As you two think that overpopulation is mythology, I would like a connect-the-dots explanation, if you would, concerning why us humans are somehow exempt from population dynamics that afflict the lower creatures. And, please do so from the realistic standpoint that scarcity is the governing force in all things (as George Will so aptly said, “conservatives understand that EVERYTHING is scarce”).
oakland on December 18, 2010 at 8:58 AM
Alex and Oakland, population will peak out in the next few decades because humans can control their birth rates, unlike animal populations. The more educated women become, the less kids they have. We’ve been in the exponential phase of growth for about 70 years, the rate of increase is now already slowing in every country except a few in Africa. It won’t be lack of resources that eventually curbs population, it will be the education of women. See the latest issue of Nat’l Geographic for a nice graphic of this.
Allahs vulva on December 18, 2010 at 12:39 PM
Thanks, Allah. It’s refreshing to read intelligent responses such as yours.
I understand that there are different scenarios concerning population growth. Some scenarios have the population continuing to increase into the 22nd century. Others show drops in mid-century. The scenarios that have population decreasing sooner, rather than later, are problematic, as there is the issue of fewer young people caring for the many older ones.

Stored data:
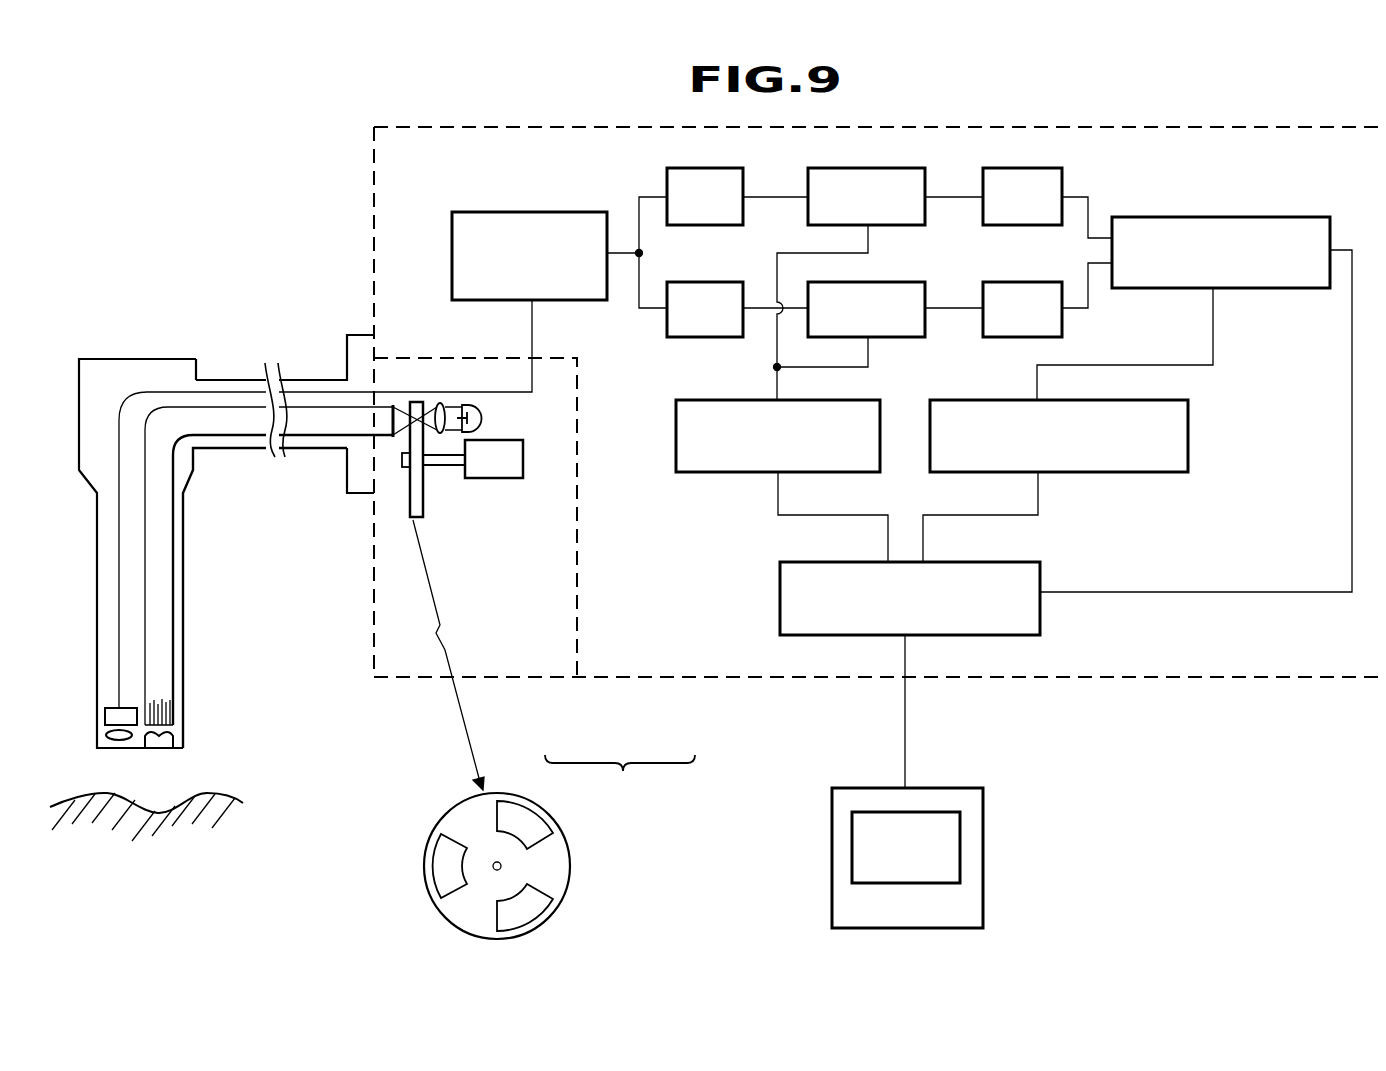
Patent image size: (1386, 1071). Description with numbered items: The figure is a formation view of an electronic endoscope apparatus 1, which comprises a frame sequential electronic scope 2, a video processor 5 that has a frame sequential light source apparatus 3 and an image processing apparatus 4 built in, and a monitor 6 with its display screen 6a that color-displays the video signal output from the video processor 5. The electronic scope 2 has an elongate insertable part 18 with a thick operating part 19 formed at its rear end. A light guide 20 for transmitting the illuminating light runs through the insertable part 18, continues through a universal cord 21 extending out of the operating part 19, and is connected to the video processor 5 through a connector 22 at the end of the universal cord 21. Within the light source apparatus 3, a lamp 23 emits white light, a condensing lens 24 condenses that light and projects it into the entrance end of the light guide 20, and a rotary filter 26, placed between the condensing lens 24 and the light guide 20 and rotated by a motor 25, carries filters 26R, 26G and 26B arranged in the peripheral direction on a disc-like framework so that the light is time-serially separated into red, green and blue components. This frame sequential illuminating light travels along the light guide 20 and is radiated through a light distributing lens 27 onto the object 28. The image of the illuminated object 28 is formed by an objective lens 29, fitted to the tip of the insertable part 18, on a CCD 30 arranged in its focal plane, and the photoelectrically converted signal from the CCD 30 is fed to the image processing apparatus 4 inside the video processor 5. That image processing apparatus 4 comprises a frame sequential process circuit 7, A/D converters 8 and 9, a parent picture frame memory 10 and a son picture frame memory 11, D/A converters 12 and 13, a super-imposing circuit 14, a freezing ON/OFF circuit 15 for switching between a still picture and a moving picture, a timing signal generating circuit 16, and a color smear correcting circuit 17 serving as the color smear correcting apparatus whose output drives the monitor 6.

The endoscope apparatus 1 is at (332, 305).
The frame sequential electronic scope 2 is at (192, 567).
The frame sequential light source apparatus 3 is at (542, 680).
The image processing apparatus 4 is at (707, 680).
The video processor 5 is at (620, 780).
The monitor 6 is at (983, 833).
The display screen 6a is at (960, 866).
The frame sequential process circuit 7 is at (575, 212).
The A/D converter 8 is at (707, 168).
The A/D converter 9 is at (720, 282).
The parent picture frame memory 10 is at (871, 168).
The son picture frame memory 11 is at (892, 282).
The D/A converter 12 is at (1020, 168).
The D/A converter 13 is at (1042, 282).
The super-imposing circuit 14 is at (1282, 217).
The freezing ON/OFF circuit 15 is at (675, 420).
The timing signal generating circuit 16 is at (1190, 425).
The color smear correcting circuit 17 is at (1043, 562).
The insertable part 18 is at (184, 643).
The operating part 19 is at (79, 393).
The light guide 20 is at (165, 690).
The universal cord 21 is at (231, 383).
The connector 22 is at (342, 359).
The lamp 23 is at (475, 405).
The condensing lens 24 is at (440, 402).
The motor 25 is at (508, 478).
The rotary filter 26 is at (425, 512).
The R filter 26R is at (425, 860).
The G filter 26G is at (553, 822).
The B filter 26B is at (553, 905).
The light distributing lens 27 is at (184, 743).
The object 28 is at (243, 803).
The objective lens 29 is at (102, 738).
The CCD 30 is at (105, 716).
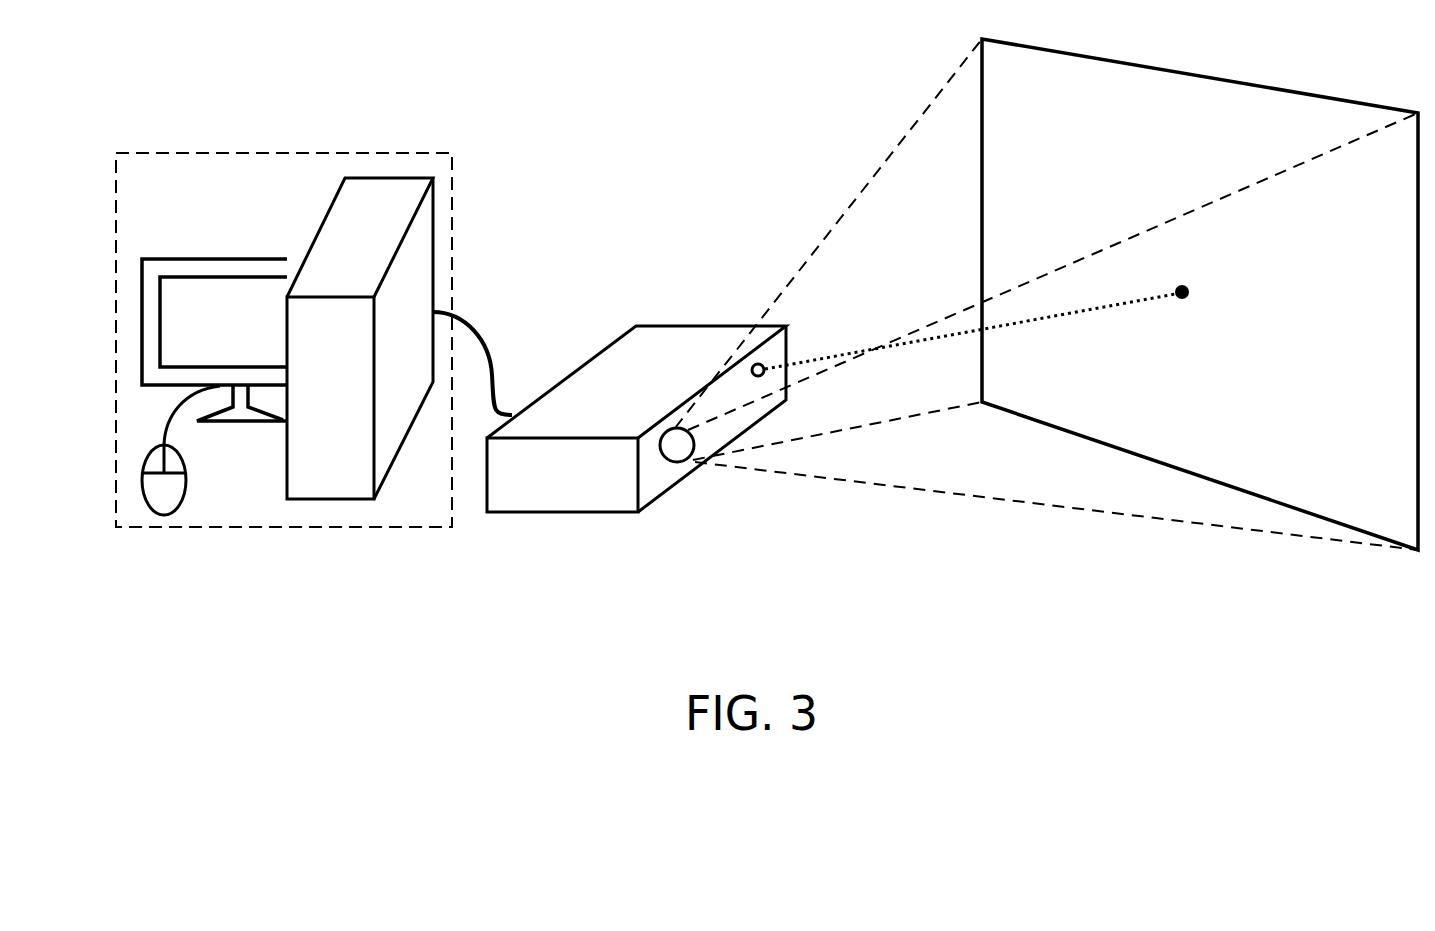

GOAL 1: Name every period of time over which the population discussion says human numbers change, and state the change tied to each.
GOAL 2: Continue the population discussion past its final sentence.

TASK RESPONSE 1:
- "in the next few decades": population will peak.
- "for about 70 years": humans have been in the exponential phase of growth.
- "into the 22nd century": in some scenarios, population keeps increasing this long.
- "mid-century": other scenarios show population dropping then.

TASK RESPONSE 2:
Nevertheless, we humans, like you say, have choices regarding reproduction. I agree that education is one factor in reducing the rate of population growth.
I submit that, if population decreases later this century, it will be generally because of the understanding among folks that there are limits to population, and that these limits are due to the scarcity of resources on this planet. Just as families have limited resources, so do populations.
In the region in which I live, we are already having squabbles with other, neighboring states about how to ration between us the limited water that we have. This is not only true of this region, but others as well.
Those who don’t heed the cautions of Malthus are destined to be like the critters in the test tube.
oakland on December 18, 2010 at 2:00 PM
Thanks Stephen for taking one for US who mind the store while he’s away. I am not sure I could take an association with that many environmentalists at one time.
All environmentalists claim excess Carbon Dioxide is the direct cause of Global Warming, and reducing it will cut the impact.
I just added approximatively 5 cubic feet of CO2 responding to the article, and, I had no real control over it. Well that is not entirely true. I contributed to Global Warming by simply breathing.
So let’s all do our part and start holding our breath, at least until we turn blue.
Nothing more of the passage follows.